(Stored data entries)
━━━━━━━━━━━━━━━━━━━━━━━━━━━━━━

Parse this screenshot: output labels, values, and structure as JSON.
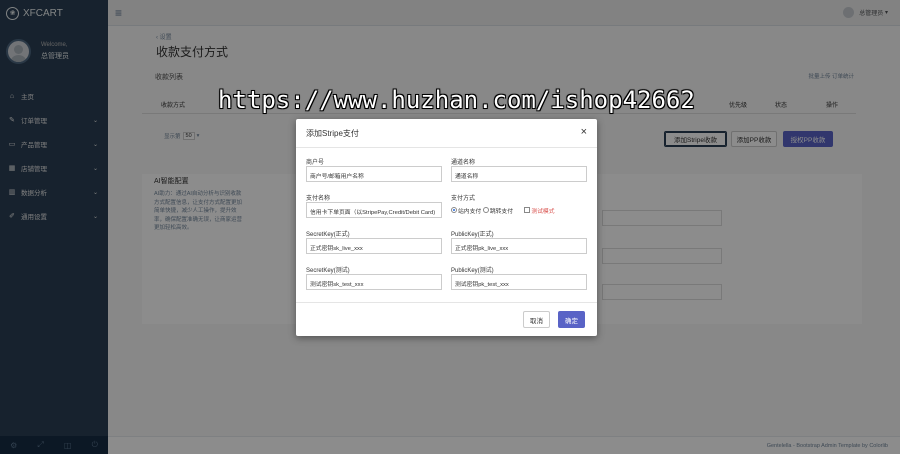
{
  "brand": {
    "logo_icon": "paw-icon",
    "name": "XFCART"
  },
  "profile": {
    "welcome": "Welcome,",
    "name": "总管理员"
  },
  "sidebar": {
    "items": [
      {
        "icon": "home-icon",
        "glyph": "⌂",
        "label": "主页",
        "has_children": false
      },
      {
        "icon": "edit-icon",
        "glyph": "✎",
        "label": "订单管理",
        "has_children": true
      },
      {
        "icon": "desktop-icon",
        "glyph": "▭",
        "label": "产品管理",
        "has_children": true
      },
      {
        "icon": "table-icon",
        "glyph": "▦",
        "label": "店铺管理",
        "has_children": true
      },
      {
        "icon": "bar-chart-icon",
        "glyph": "▥",
        "label": "数据分析",
        "has_children": true
      },
      {
        "icon": "wrench-icon",
        "glyph": "✐",
        "label": "通用设置",
        "has_children": true
      }
    ],
    "footer_icons": [
      {
        "name": "gear-icon",
        "glyph": "⚙"
      },
      {
        "name": "fullscreen-icon",
        "glyph": "⤢"
      },
      {
        "name": "eye-slash-icon",
        "glyph": "◫"
      },
      {
        "name": "logout-icon",
        "glyph": "⏻"
      }
    ]
  },
  "topnav": {
    "toggle_glyph": "≡",
    "user": "总管理员"
  },
  "page": {
    "back": "‹ 设置",
    "title": "收款支付方式",
    "list_title": "收款列表",
    "links": "批量上传  订单统计",
    "table_headers": [
      "收款方式",
      "优先级",
      "状态",
      "操作"
    ],
    "pager_prefix": "显示第",
    "pager_value": "50",
    "buttons": {
      "add_stripe": "添加Stripe收款",
      "add_pp": "添加PP收款",
      "ppay": "授权PP收款"
    },
    "ai_title": "AI智能配置",
    "ai_desc": "AI助力：通过AI自动分析与识别收款方式配置信息，让支付方式配置更加简单快捷，减少人工操作，提升效率，确保配置准确无误，让商家运营更加轻松高效。"
  },
  "modal": {
    "title": "添加Stripe支付",
    "close_glyph": "×",
    "fields": {
      "merchant": {
        "label": "商户号",
        "value": "商户号/邮箱用户名称"
      },
      "channel": {
        "label": "通道名称",
        "value": "通道名称"
      },
      "pay_name": {
        "label": "支付名称",
        "value": "信用卡下单页面（以StripePay,Credit/Debit Card)"
      },
      "pay_mode": {
        "label": "支付方式",
        "opt1": "站内支付",
        "opt2": "跳转支付",
        "checkbox": "测试模式"
      },
      "secret_live": {
        "label": "SecretKey(正式)",
        "value": "正式密钥sk_live_xxx"
      },
      "public_live": {
        "label": "PublicKey(正式)",
        "value": "正式密钥pk_live_xxx"
      },
      "secret_test": {
        "label": "SecretKey(测试)",
        "value": "测试密钥sk_test_xxx"
      },
      "public_test": {
        "label": "PublicKey(测试)",
        "value": "测试密钥pk_test_xxx"
      }
    },
    "cancel": "取消",
    "ok": "确定"
  },
  "footer": {
    "text": "Gentelella - Bootstrap Admin Template by Colorlib"
  },
  "watermark": "https://www.huzhan.com/ishop42662"
}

━━━━━━━━━━━━━━━━━━━━━━━━━━━━━━

## What you need to do
Quote the material exactly. Pictures stay out.

## Exercise answer
Parse this screenshot: output labels, values, and structure as JSON.
{
  "brand": {
    "logo_icon": "paw-icon",
    "name": "XFCART"
  },
  "profile": {
    "welcome": "Welcome,",
    "name": "总管理员"
  },
  "sidebar": {
    "items": [
      {
        "icon": "home-icon",
        "glyph": "⌂",
        "label": "主页",
        "has_children": false
      },
      {
        "icon": "edit-icon",
        "glyph": "✎",
        "label": "订单管理",
        "has_children": true
      },
      {
        "icon": "desktop-icon",
        "glyph": "▭",
        "label": "产品管理",
        "has_children": true
      },
      {
        "icon": "table-icon",
        "glyph": "▦",
        "label": "店铺管理",
        "has_children": true
      },
      {
        "icon": "bar-chart-icon",
        "glyph": "▥",
        "label": "数据分析",
        "has_children": true
      },
      {
        "icon": "wrench-icon",
        "glyph": "✐",
        "label": "通用设置",
        "has_children": true
      }
    ],
    "footer_icons": [
      {
        "name": "gear-icon",
        "glyph": "⚙"
      },
      {
        "name": "fullscreen-icon",
        "glyph": "⤢"
      },
      {
        "name": "eye-slash-icon",
        "glyph": "◫"
      },
      {
        "name": "logout-icon",
        "glyph": "⏻"
      }
    ]
  },
  "topnav": {
    "toggle_glyph": "≡",
    "user": "总管理员"
  },
  "page": {
    "back": "‹ 设置",
    "title": "收款支付方式",
    "list_title": "收款列表",
    "links": "批量上传  订单统计",
    "table_headers": [
      "收款方式",
      "优先级",
      "状态",
      "操作"
    ],
    "pager_prefix": "显示第",
    "pager_value": "50",
    "buttons": {
      "add_stripe": "添加Stripe收款",
      "add_pp": "添加PP收款",
      "ppay": "授权PP收款"
    },
    "ai_title": "AI智能配置",
    "ai_desc": "AI助力：通过AI自动分析与识别收款方式配置信息，让支付方式配置更加简单快捷，减少人工操作，提升效率，确保配置准确无误，让商家运营更加轻松高效。"
  },
  "modal": {
    "title": "添加Stripe支付",
    "close_glyph": "×",
    "fields": {
      "merchant": {
        "label": "商户号",
        "value": "商户号/邮箱用户名称"
      },
      "channel": {
        "label": "通道名称",
        "value": "通道名称"
      },
      "pay_name": {
        "label": "支付名称",
        "value": "信用卡下单页面（以StripePay,Credit/Debit Card)"
      },
      "pay_mode": {
        "label": "支付方式",
        "opt1": "站内支付",
        "opt2": "跳转支付",
        "checkbox": "测试模式"
      },
      "secret_live": {
        "label": "SecretKey(正式)",
        "value": "正式密钥sk_live_xxx"
      },
      "public_live": {
        "label": "PublicKey(正式)",
        "value": "正式密钥pk_live_xxx"
      },
      "secret_test": {
        "label": "SecretKey(测试)",
        "value": "测试密钥sk_test_xxx"
      },
      "public_test": {
        "label": "PublicKey(测试)",
        "value": "测试密钥pk_test_xxx"
      }
    },
    "cancel": "取消",
    "ok": "确定"
  },
  "footer": {
    "text": "Gentelella - Bootstrap Admin Template by Colorlib"
  },
  "watermark": "https://www.huzhan.com/ishop42662"
}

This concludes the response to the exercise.